Set problem:
Copy out all lines with the word "HuBERT" in them.

- - - - -

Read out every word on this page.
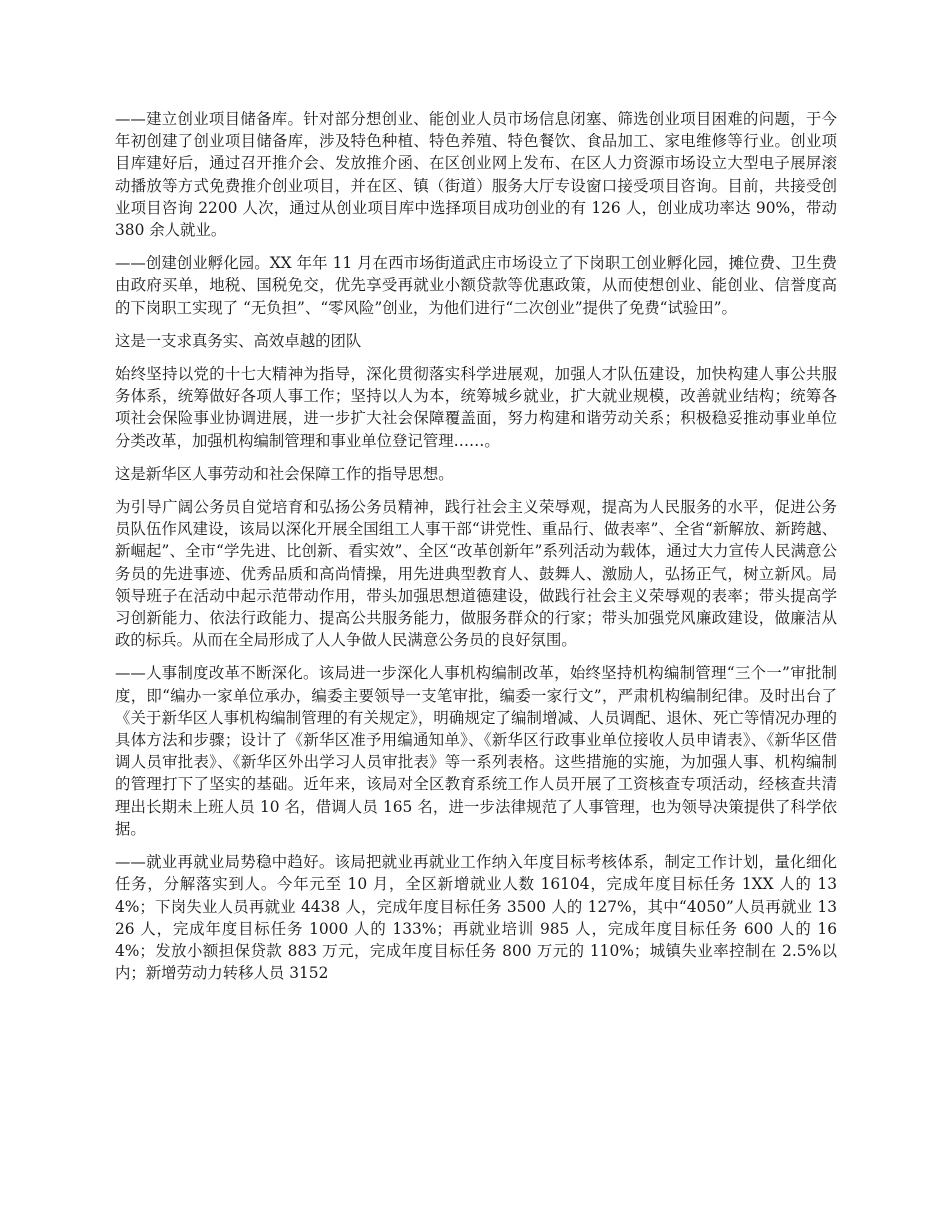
——建立创业项目储备库。针对部分想创业、能创业人员市场信息闭塞、筛选创业项目困难的问题，于今年初创建了创业项目储备库，涉及特色种植、特色养殖、特色餐饮、食品加工、家电维修等行业。创业项目库建好后，通过召开推介会、发放推介函、在区创业网上发布、在区人力资源市场设立大型电子展屏滚动播放等方式免费推介创业项目，并在区、镇（街道）服务大厅专设窗口接受项目咨询。目前，共接受创业项目咨询 2200 人次，通过从创业项目库中选择项目成功创业的有 126 人，创业成功率达 90%，带动 380 余人就业。

——创建创业孵化园。XX 年年 11 月在西市场街道武庄市场设立了下岗职工创业孵化园，摊位费、卫生费由政府买单，地税、国税免交，优先享受再就业小额贷款等优惠政策，从而使想创业、能创业、信誉度高的下岗职工实现了 “无负担”、“零风险”创业，为他们进行“二次创业”提供了免费“试验田”。

这是一支求真务实、高效卓越的团队

始终坚持以党的十七大精神为指导，深化贯彻落实科学进展观，加强人才队伍建设，加快构建人事公共服务体系，统筹做好各项人事工作；坚持以人为本，统筹城乡就业，扩大就业规模，改善就业结构；统筹各项社会保险事业协调进展，进一步扩大社会保障覆盖面，努力构建和谐劳动关系；积极稳妥推动事业单位分类改革，加强机构编制管理和事业单位登记管理……。

这是新华区人事劳动和社会保障工作的指导思想。

为引导广阔公务员自觉培育和弘扬公务员精神，践行社会主义荣辱观，提高为人民服务的水平，促进公务员队伍作风建设，该局以深化开展全国组工人事干部“讲党性、重品行、做表率”、全省“新解放、新跨越、新崛起”、全市“学先进、比创新、看实效”、全区“改革创新年”系列活动为载体，通过大力宣传人民满意公务员的先进事迹、优秀品质和高尚情操，用先进典型教育人、鼓舞人、激励人，弘扬正气，树立新风。局领导班子在活动中起示范带动作用，带头加强思想道德建设，做践行社会主义荣辱观的表率；带头提高学习创新能力、依法行政能力、提高公共服务能力，做服务群众的行家；带头加强党风廉政建设，做廉洁从政的标兵。从而在全局形成了人人争做人民满意公务员的良好氛围。

——人事制度改革不断深化。该局进一步深化人事机构编制改革，始终坚持机构编制管理“三个一”审批制度，即“编办一家单位承办，编委主要领导一支笔审批，编委一家行文”，严肃机构编制纪律。及时出台了《关于新华区人事机构编制管理的有关规定》，明确规定了编制增减、人员调配、退休、死亡等情况办理的具体方法和步骤；设计了《新华区准予用编通知单》、《新华区行政事业单位接收人员申请表》、《新华区借调人员审批表》、《新华区外出学习人员审批表》等一系列表格。这些措施的实施，为加强人事、机构编制的管理打下了坚实的基础。近年来，该局对全区教育系统工作人员开展了工资核查专项活动，经核查共清理出长期未上班人员 10 名，借调人员 165 名，进一步法律规范了人事管理，也为领导决策提供了科学依据。

——就业再就业局势稳中趋好。该局把就业再就业工作纳入年度目标考核体系，制定工作计划，量化细化任务，分解落实到人。今年元至 10 月，全区新增就业人数 16104，完成年度目标任务 1XX 人的 134%；下岗失业人员再就业 4438 人，完成年度目标任务 3500 人的 127%，其中“4050”人员再就业 1326 人，完成年度目标任务 1000 人的 133%；再就业培训 985 人，完成年度目标任务 600 人的 164%；发放小额担保贷款 883 万元，完成年度目标任务 800 万元的 110%；城镇失业率控制在 2.5%以内；新增劳动力转移人员 3152
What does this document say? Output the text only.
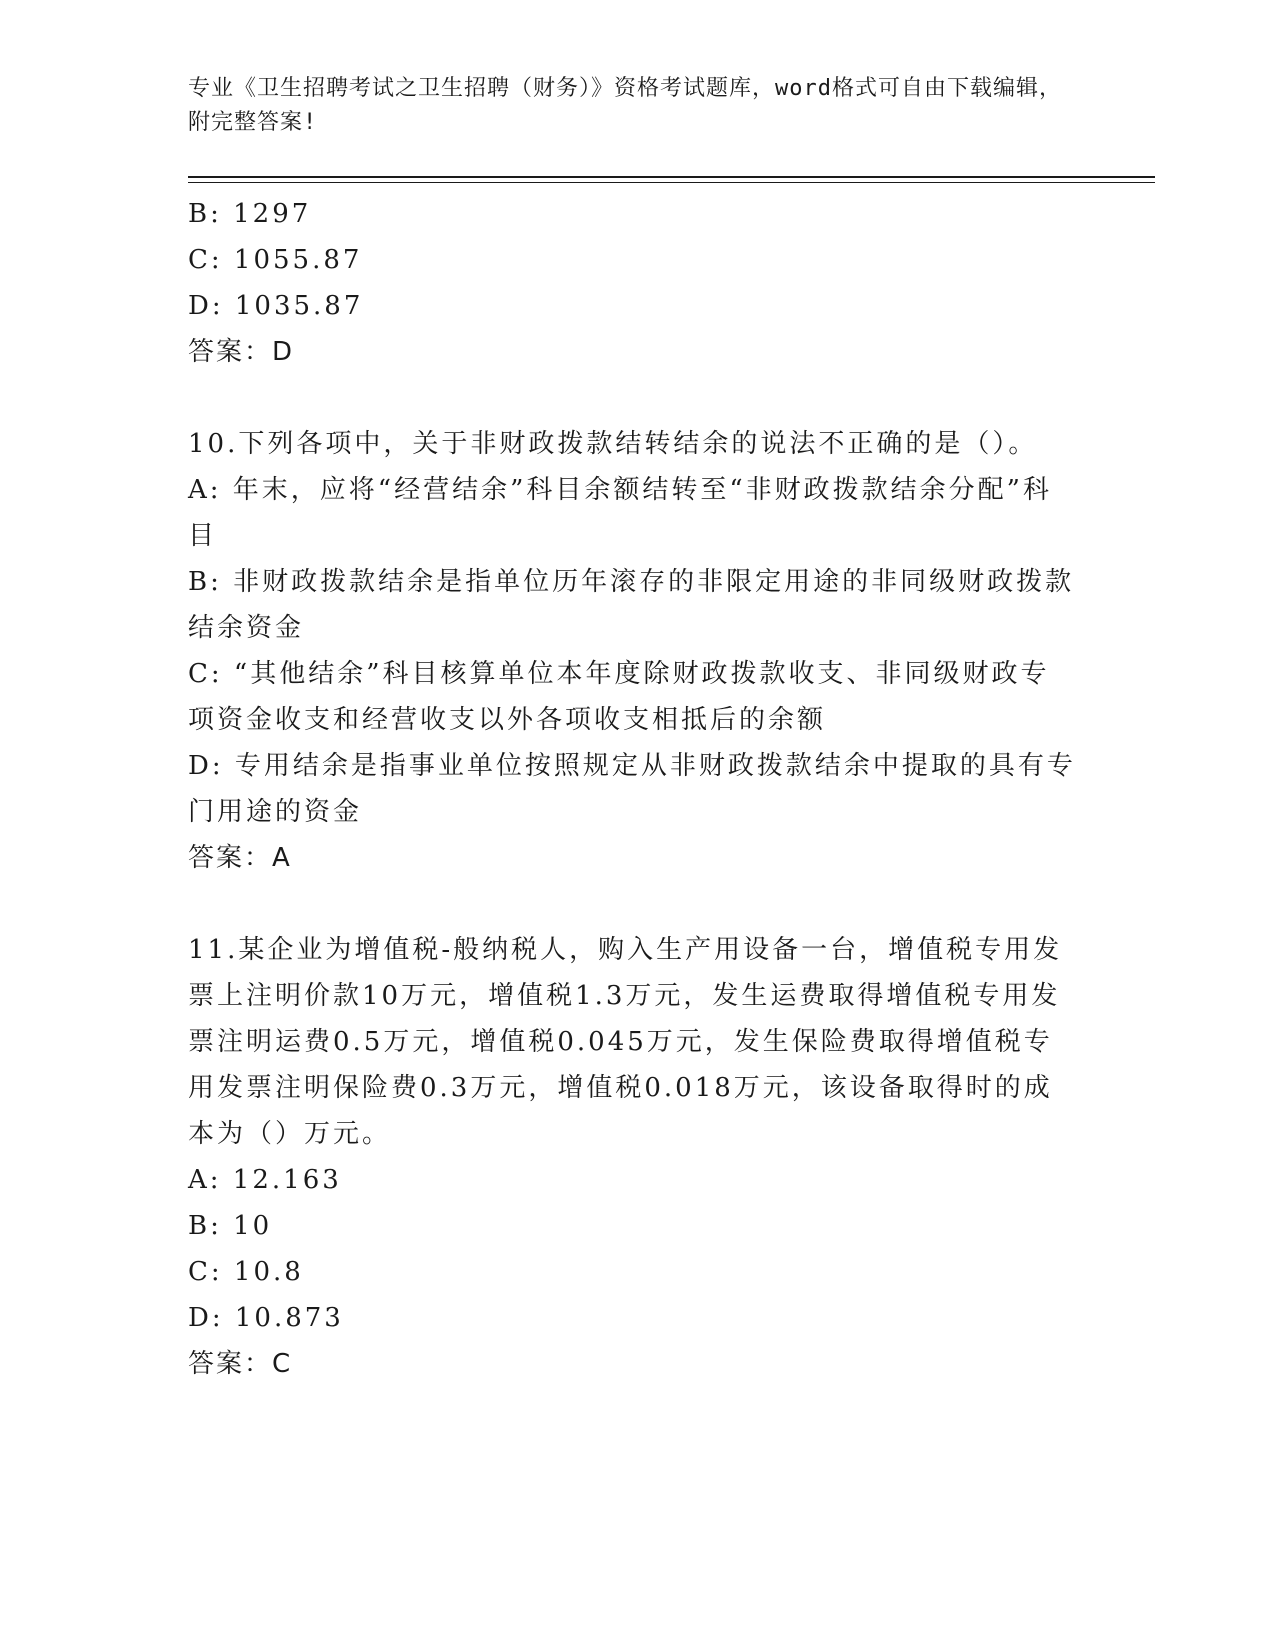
专业《卫生招聘考试之卫生招聘（财务）》资格考试题库，word格式可自由下载编辑，附完整答案!

B: 1297

C: 1055.87

D: 1035.87

答案：D

10.下列各项中，关于非财政拨款结转结余的说法不正确的是（）。

A: 年末，应将“经营结余”科目余额结转至“非财政拨款结余分配”科目

B: 非财政拨款结余是指单位历年滚存的非限定用途的非同级财政拨款结余资金

C: “其他结余”科目核算单位本年度除财政拨款收支、非同级财政专项资金收支和经营收支以外各项收支相抵后的余额

D: 专用结余是指事业单位按照规定从非财政拨款结余中提取的具有专门用途的资金

答案：A

11.某企业为增值税-般纳税人，购入生产用设备一台，增值税专用发票上注明价款10万元，增值税1.3万元，发生运费取得增值税专用发票注明运费0.5万元，增值税0.045万元，发生保险费取得增值税专用发票注明保险费0.3万元，增值税0.018万元，该设备取得时的成本为（）万元。

A: 12.163

B: 10

C: 10.8

D: 10.873

答案：C
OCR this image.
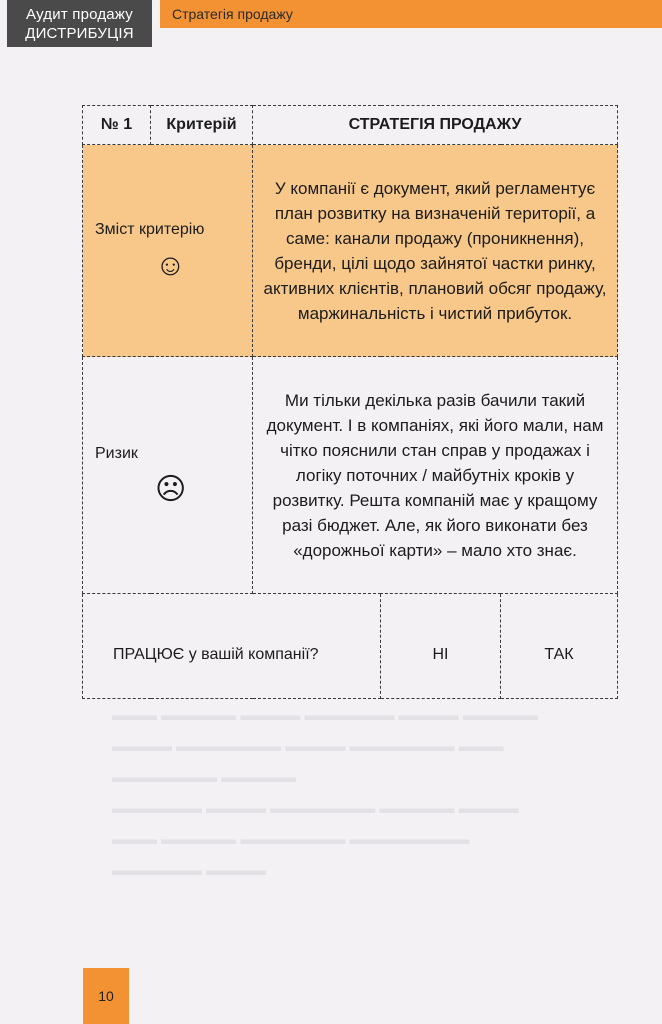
Аудит продажу
ДИСТРИБУЦІЯ
Стратегія продажу
▬▬▬ ▬▬▬▬▬ ▬▬▬▬ ▬▬▬▬▬▬ ▬▬▬▬ ▬▬▬▬▬
▬▬▬▬ ▬▬▬▬▬▬▬ ▬▬▬▬ ▬▬▬▬▬▬▬ ▬▬▬
▬▬▬▬▬▬▬ ▬▬▬▬▬
▬▬▬▬▬▬ ▬▬▬▬ ▬▬▬▬▬▬▬ ▬▬▬▬▬ ▬▬▬▬
▬▬▬ ▬▬▬▬▬ ▬▬▬▬▬▬▬ ▬▬▬▬▬▬▬▬
▬▬▬▬▬▬ ▬▬▬▬
№ 1	Критерій	СТРАТЕГІЯ ПРОДАЖУ		

Зміст критерію
☺		У компанії є документ, який регламентує план розвитку на визначеній території, а саме: канали продажу (проникнення), бренди, цілі щодо зайнятої частки ринку, активних клієнтів, плановий обсяг продажу, маржинальність і чистий прибуток.		

Ризик
☹		Ми тільки декілька разів бачили такий документ. І в компаніях, які його мали, нам чітко пояснили стан справ у продажах і логіку поточних / майбутніх кроків у розвитку. Решта компаній має у кращому разі бюджет. Але, як його виконати без «дорожньої карти» – мало хто знає.		
ПРАЦЮЄ у вашій компанії?			НІ	ТАК
10
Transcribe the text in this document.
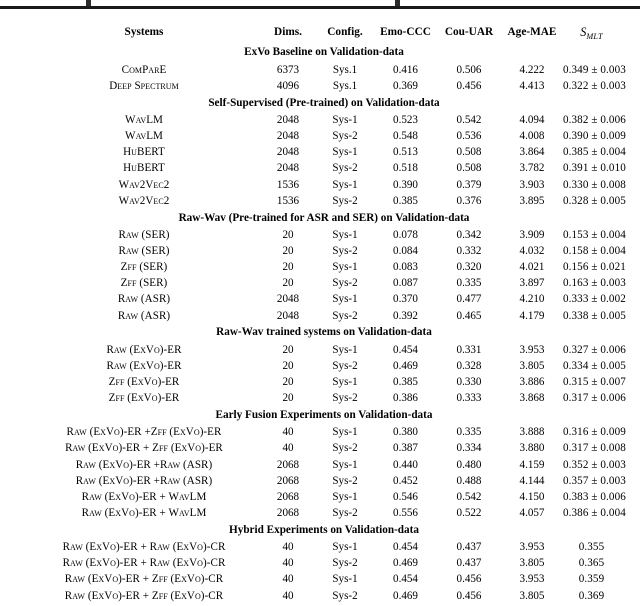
Systems	Dims.	Config.	Emo-CCC	Cou-UAR	Age-MAE	$S_{MLT}$

ExVo Baseline on Validation-data						

ComParE	6373	Sys.1	0.416	0.506	4.222	0.349 ± 0.003
Deep Spectrum	4096	Sys.1	0.369	0.456	4.413	0.322 ± 0.003

Self-Supervised (Pre-trained) on Validation-data						

WavLM	2048	Sys-1	0.523	0.542	4.094	0.382 ± 0.006
WavLM	2048	Sys-2	0.548	0.536	4.008	0.390 ± 0.009
HuBERT	2048	Sys-1	0.513	0.508	3.864	0.385 ± 0.004
HuBERT	2048	Sys-2	0.518	0.508	3.782	0.391 ± 0.010
Wav2Vec2	1536	Sys-1	0.390	0.379	3.903	0.330 ± 0.008
Wav2Vec2	1536	Sys-2	0.385	0.376	3.895	0.328 ± 0.005

Raw-Wav (Pre-trained for ASR and SER) on Validation-data						

Raw (SER)	20	Sys-1	0.078	0.342	3.909	0.153 ± 0.004
Raw (SER)	20	Sys-2	0.084	0.332	4.032	0.158 ± 0.004
Zff (SER)	20	Sys-1	0.083	0.320	4.021	0.156 ± 0.021
Zff (SER)	20	Sys-2	0.087	0.335	3.897	0.163 ± 0.003
Raw (ASR)	2048	Sys-1	0.370	0.477	4.210	0.333 ± 0.002
Raw (ASR)	2048	Sys-2	0.392	0.465	4.179	0.338 ± 0.005

Raw-Wav trained systems on Validation-data						

Raw (ExVo)-ER	20	Sys-1	0.454	0.331	3.953	0.327 ± 0.006
Raw (ExVo)-ER	20	Sys-2	0.469	0.328	3.805	0.334 ± 0.005
Zff (ExVo)-ER	20	Sys-1	0.385	0.330	3.886	0.315 ± 0.007
Zff (ExVo)-ER	20	Sys-2	0.386	0.333	3.868	0.317 ± 0.006

Early Fusion Experiments on Validation-data						

Raw (ExVo)-ER +Zff (ExVo)-ER	40	Sys-1	0.380	0.335	3.888	0.316 ± 0.009
Raw (ExVo)-ER + Zff (ExVo)-ER	40	Sys-2	0.387	0.334	3.880	0.317 ± 0.008
Raw (ExVo)-ER +Raw (ASR)	2068	Sys-1	0.440	0.480	4.159	0.352 ± 0.003
Raw (ExVo)-ER +Raw (ASR)	2068	Sys-2	0.452	0.488	4.144	0.357 ± 0.003
Raw (ExVo)-ER + WavLM	2068	Sys-1	0.546	0.542	4.150	0.383 ± 0.006
Raw (ExVo)-ER + WavLM	2068	Sys-2	0.556	0.522	4.057	0.386 ± 0.004

Hybrid Experiments on Validation-data						

Raw (ExVo)-ER + Raw (ExVo)-CR	40	Sys-1	0.454	0.437	3.953	0.355
Raw (ExVo)-ER + Raw (ExVo)-CR	40	Sys-2	0.469	0.437	3.805	0.365
Raw (ExVo)-ER + Zff (ExVo)-CR	40	Sys-1	0.454	0.456	3.953	0.359
Raw (ExVo)-ER + Zff (ExVo)-CR	40	Sys-2	0.469	0.456	3.805	0.369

- - - - -

Expected answer:
HuBERT	2048	Sys-1	0.513	0.508	3.864	0.385 ± 0.004
HuBERT	2048	Sys-2	0.518	0.508	3.782	0.391 ± 0.010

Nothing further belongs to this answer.